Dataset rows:
-- begin --

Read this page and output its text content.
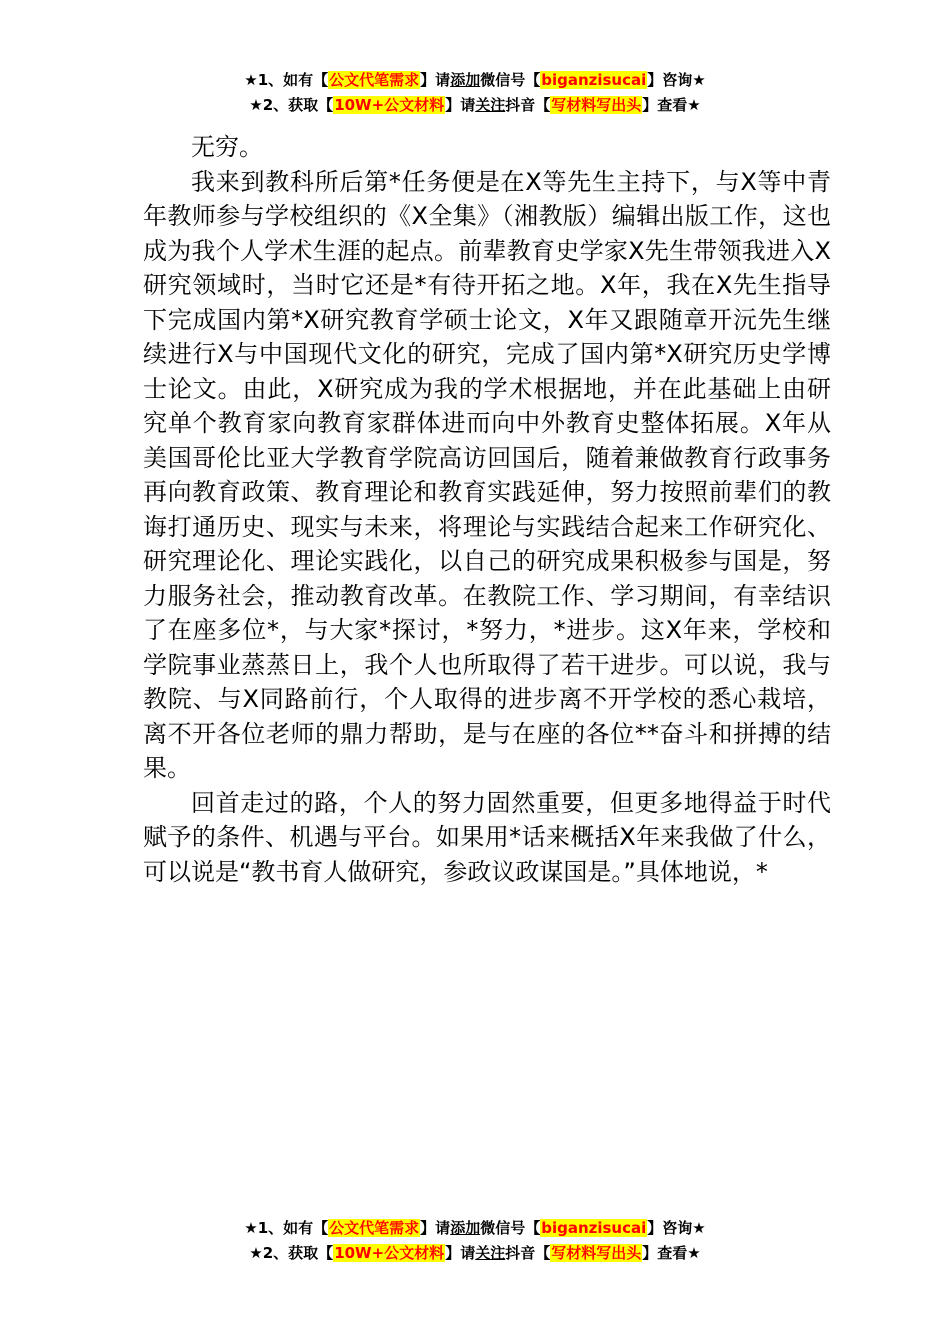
★1、如有【公文代笔需求】请添加微信号【biganzisucai】咨询★
★2、获取【10W+公文材料】请关注抖音【写材料写出头】查看★

无穷。

我来到教科所后第*任务便是在X等先生主持下，与X等中青年教师参与学校组织的《X全集》（湘教版）编辑出版工作，这也成为我个人学术生涯的起点。前辈教育史学家X先生带领我进入X研究领域时，当时它还是*有待开拓之地。X年，我在X先生指导下完成国内第*X研究教育学硕士论文，X年又跟随章开沅先生继续进行X与中国现代文化的研究，完成了国内第*X研究历史学博士论文。由此，X研究成为我的学术根据地，并在此基础上由研究单个教育家向教育家群体进而向中外教育史整体拓展。X年从美国哥伦比亚大学教育学院高访回国后，随着兼做教育行政事务再向教育政策、教育理论和教育实践延伸，努力按照前辈们的教诲打通历史、现实与未来，将理论与实践结合起来工作研究化、研究理论化、理论实践化，以自己的研究成果积极参与国是，努力服务社会，推动教育改革。在教院工作、学习期间，有幸结识了在座多位*，与大家*探讨，*努力，*进步。这X年来，学校和学院事业蒸蒸日上，我个人也所取得了若干进步。可以说，我与教院、与X同路前行，个人取得的进步离不开学校的悉心栽培，离不开各位老师的鼎力帮助，是与在座的各位**奋斗和拼搏的结果。

回首走过的路，个人的努力固然重要，但更多地得益于时代赋予的条件、机遇与平台。如果用*话来概括X年来我做了什么，可以说是“教书育人做研究，参政议政谋国是。”具体地说，*

★1、如有【公文代笔需求】请添加微信号【biganzisucai】咨询★
★2、获取【10W+公文材料】请关注抖音【写材料写出头】查看★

-- end --

• What to work on:
Without the pictures, reproduce every line of the records above exactly.

• Written reply:
Read this page and output its text content.
★1、如有【公文代笔需求】请添加微信号【biganzisucai】咨询★
★2、获取【10W+公文材料】请关注抖音【写材料写出头】查看★

无穷。

我来到教科所后第*任务便是在X等先生主持下，与X等中青年教师参与学校组织的《X全集》（湘教版）编辑出版工作，这也成为我个人学术生涯的起点。前辈教育史学家X先生带领我进入X研究领域时，当时它还是*有待开拓之地。X年，我在X先生指导下完成国内第*X研究教育学硕士论文，X年又跟随章开沅先生继续进行X与中国现代文化的研究，完成了国内第*X研究历史学博士论文。由此，X研究成为我的学术根据地，并在此基础上由研究单个教育家向教育家群体进而向中外教育史整体拓展。X年从美国哥伦比亚大学教育学院高访回国后，随着兼做教育行政事务再向教育政策、教育理论和教育实践延伸，努力按照前辈们的教诲打通历史、现实与未来，将理论与实践结合起来工作研究化、研究理论化、理论实践化，以自己的研究成果积极参与国是，努力服务社会，推动教育改革。在教院工作、学习期间，有幸结识了在座多位*，与大家*探讨，*努力，*进步。这X年来，学校和学院事业蒸蒸日上，我个人也所取得了若干进步。可以说，我与教院、与X同路前行，个人取得的进步离不开学校的悉心栽培，离不开各位老师的鼎力帮助，是与在座的各位**奋斗和拼搏的结果。

回首走过的路，个人的努力固然重要，但更多地得益于时代赋予的条件、机遇与平台。如果用*话来概括X年来我做了什么，可以说是“教书育人做研究，参政议政谋国是。”具体地说，*

★1、如有【公文代笔需求】请添加微信号【biganzisucai】咨询★
★2、获取【10W+公文材料】请关注抖音【写材料写出头】查看★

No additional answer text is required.